A run of records:
-=-=-

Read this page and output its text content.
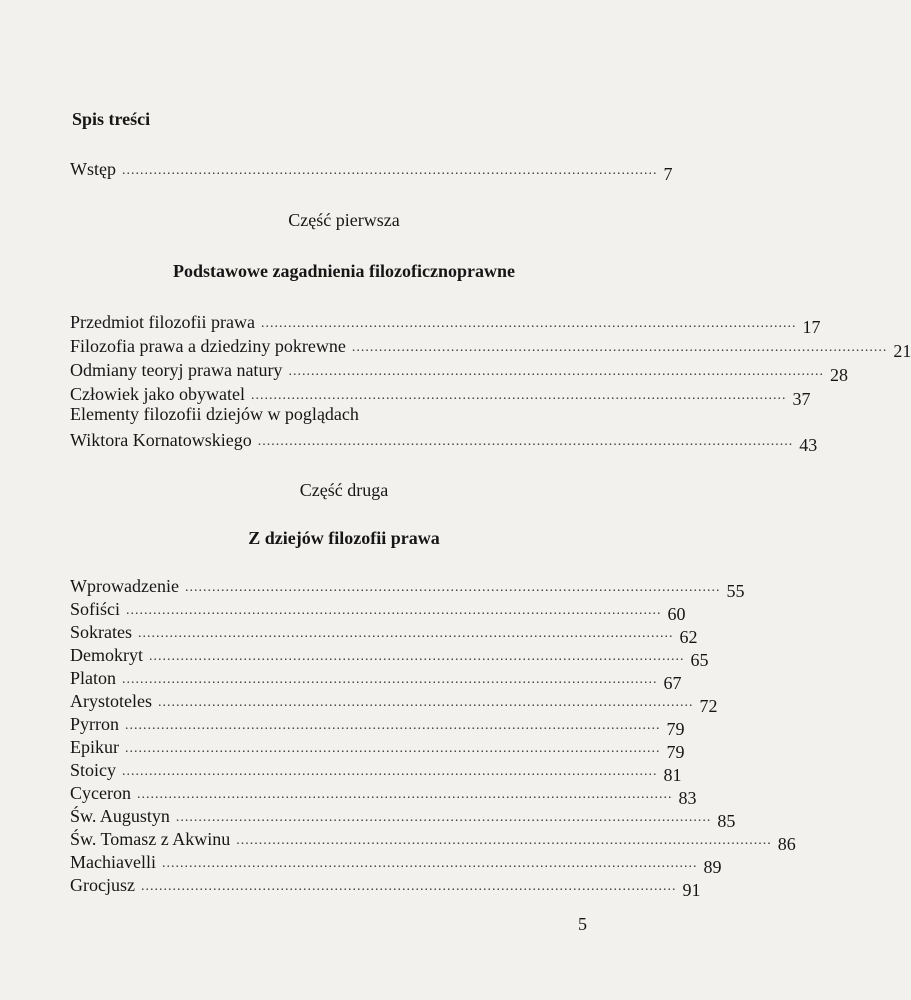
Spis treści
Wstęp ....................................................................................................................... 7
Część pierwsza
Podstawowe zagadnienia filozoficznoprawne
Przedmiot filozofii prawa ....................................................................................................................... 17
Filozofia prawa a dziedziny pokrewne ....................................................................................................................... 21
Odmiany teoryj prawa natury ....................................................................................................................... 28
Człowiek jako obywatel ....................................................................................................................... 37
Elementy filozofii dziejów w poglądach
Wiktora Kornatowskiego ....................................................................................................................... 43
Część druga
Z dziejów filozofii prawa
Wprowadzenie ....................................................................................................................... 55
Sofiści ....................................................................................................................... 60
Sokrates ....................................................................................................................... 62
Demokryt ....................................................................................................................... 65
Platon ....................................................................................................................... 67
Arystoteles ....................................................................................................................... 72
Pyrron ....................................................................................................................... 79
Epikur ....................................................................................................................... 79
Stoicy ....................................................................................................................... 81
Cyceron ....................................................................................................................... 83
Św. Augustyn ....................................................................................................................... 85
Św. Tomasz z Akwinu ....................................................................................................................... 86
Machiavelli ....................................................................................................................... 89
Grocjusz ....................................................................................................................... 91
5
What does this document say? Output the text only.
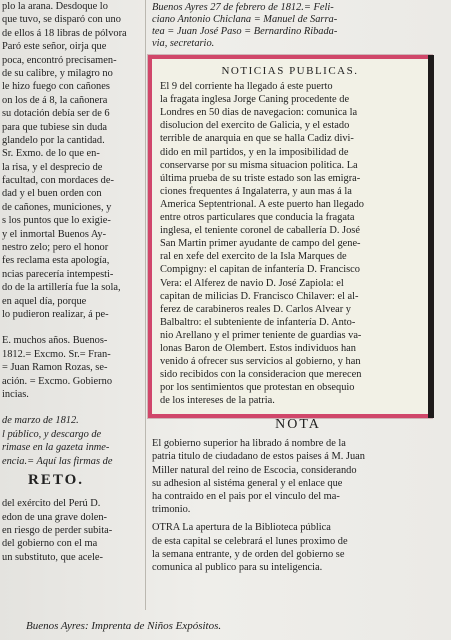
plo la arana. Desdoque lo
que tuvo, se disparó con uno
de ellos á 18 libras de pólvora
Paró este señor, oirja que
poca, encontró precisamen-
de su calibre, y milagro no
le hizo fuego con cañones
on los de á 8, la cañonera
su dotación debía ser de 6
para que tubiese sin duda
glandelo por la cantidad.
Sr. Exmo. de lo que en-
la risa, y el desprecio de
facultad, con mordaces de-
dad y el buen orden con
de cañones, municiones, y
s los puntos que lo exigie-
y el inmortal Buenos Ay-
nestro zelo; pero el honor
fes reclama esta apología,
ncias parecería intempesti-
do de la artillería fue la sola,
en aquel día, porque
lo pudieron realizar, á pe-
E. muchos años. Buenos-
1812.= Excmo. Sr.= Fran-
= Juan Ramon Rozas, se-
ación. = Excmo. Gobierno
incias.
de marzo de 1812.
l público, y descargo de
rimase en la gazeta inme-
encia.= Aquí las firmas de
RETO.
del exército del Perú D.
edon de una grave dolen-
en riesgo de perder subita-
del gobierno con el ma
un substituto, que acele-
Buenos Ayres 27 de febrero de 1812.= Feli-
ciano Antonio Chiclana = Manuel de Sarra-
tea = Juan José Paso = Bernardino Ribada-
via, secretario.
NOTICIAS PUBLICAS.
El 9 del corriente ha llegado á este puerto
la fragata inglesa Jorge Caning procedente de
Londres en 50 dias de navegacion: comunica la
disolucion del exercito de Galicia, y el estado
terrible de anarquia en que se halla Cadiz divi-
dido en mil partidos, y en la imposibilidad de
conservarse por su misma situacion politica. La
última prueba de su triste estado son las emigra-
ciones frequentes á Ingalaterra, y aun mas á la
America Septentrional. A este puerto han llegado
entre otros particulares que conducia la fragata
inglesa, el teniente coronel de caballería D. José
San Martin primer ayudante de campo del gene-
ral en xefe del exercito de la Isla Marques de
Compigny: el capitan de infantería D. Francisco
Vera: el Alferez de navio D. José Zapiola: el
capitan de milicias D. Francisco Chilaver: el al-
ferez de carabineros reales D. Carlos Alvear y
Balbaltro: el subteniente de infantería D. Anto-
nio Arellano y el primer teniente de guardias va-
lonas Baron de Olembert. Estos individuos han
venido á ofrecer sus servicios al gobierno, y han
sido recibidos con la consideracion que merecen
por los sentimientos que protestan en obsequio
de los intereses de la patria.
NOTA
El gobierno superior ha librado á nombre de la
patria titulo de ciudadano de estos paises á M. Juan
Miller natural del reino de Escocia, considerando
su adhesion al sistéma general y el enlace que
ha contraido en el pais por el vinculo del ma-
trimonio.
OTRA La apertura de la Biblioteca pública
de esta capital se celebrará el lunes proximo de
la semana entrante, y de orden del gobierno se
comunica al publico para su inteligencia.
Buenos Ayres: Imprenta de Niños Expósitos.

-=-=-

Check each line of the records for the word "José", and show the lines that contain it.

tea = Juan José Paso = Bernardino Ribada-
inglesa, el teniente coronel de caballería D. José
Vera: el Alferez de navio D. José Zapiola: el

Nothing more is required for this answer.